(Items from a figure collection)
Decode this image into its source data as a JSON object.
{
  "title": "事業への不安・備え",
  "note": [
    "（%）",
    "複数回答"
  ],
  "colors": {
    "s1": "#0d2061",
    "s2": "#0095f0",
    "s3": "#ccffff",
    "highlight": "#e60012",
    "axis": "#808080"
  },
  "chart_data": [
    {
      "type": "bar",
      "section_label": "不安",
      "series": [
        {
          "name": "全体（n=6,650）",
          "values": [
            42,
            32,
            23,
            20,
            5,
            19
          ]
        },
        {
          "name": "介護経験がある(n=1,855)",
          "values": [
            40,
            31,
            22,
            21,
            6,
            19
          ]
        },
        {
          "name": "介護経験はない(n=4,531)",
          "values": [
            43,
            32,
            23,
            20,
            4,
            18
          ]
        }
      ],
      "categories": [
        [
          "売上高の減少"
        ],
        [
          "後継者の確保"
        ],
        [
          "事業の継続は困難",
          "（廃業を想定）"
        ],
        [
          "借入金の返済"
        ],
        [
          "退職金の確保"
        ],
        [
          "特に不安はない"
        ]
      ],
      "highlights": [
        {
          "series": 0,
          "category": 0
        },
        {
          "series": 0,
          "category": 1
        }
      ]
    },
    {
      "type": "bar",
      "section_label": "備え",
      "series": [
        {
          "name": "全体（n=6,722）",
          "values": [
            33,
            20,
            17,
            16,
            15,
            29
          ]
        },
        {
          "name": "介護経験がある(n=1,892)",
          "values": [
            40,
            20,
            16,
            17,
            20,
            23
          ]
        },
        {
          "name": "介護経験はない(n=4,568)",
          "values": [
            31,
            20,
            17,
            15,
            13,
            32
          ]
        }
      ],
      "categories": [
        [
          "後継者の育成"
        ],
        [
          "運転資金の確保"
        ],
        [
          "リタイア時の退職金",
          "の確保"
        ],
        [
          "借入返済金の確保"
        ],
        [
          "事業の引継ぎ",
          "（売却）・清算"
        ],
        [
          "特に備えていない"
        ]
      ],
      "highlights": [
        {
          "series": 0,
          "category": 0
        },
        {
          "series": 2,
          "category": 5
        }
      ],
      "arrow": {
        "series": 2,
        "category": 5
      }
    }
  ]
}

* * *

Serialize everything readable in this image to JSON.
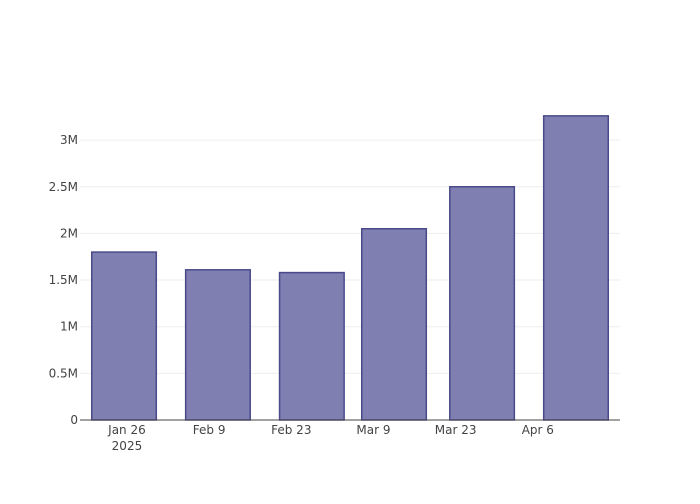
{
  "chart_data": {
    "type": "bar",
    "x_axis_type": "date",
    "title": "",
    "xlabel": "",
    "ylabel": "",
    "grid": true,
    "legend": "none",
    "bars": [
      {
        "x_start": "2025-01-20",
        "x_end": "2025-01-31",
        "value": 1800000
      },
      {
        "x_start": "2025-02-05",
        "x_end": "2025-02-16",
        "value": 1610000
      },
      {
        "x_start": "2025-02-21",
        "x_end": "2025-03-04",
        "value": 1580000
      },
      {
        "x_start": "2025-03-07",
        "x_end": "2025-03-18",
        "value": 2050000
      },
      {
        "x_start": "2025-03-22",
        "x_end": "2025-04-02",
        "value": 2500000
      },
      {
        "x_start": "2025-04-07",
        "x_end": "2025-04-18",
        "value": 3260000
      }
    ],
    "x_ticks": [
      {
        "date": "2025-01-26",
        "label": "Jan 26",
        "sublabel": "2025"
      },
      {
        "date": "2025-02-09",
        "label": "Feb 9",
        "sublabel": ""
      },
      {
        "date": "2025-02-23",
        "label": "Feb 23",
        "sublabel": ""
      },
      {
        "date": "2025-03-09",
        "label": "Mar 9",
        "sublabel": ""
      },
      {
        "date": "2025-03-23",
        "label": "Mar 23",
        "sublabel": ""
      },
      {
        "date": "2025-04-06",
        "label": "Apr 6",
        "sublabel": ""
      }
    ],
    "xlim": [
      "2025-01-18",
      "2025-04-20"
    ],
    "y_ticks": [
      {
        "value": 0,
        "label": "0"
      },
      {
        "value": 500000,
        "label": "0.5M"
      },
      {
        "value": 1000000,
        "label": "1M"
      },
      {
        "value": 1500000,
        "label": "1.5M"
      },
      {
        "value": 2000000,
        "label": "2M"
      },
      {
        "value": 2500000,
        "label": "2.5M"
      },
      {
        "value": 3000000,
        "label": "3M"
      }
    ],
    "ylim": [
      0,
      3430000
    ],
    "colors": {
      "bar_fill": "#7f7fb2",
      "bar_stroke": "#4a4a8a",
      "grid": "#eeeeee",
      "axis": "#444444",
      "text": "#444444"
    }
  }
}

* * *

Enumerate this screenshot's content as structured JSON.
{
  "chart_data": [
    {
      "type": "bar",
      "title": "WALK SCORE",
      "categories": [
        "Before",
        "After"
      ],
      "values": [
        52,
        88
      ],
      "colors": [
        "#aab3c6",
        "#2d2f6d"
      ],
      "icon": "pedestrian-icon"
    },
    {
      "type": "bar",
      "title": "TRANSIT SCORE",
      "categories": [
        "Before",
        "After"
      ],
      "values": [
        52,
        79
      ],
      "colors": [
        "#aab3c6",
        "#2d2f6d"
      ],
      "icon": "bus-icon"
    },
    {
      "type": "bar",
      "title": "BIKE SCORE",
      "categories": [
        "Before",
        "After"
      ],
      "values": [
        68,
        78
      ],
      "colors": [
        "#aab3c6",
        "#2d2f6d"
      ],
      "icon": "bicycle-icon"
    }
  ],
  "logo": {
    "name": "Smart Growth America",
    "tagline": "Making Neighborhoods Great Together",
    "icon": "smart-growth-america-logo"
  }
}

__Aim__: Give the count of lines that hold the word "icon", with nothing added.

__Exercise response__: 4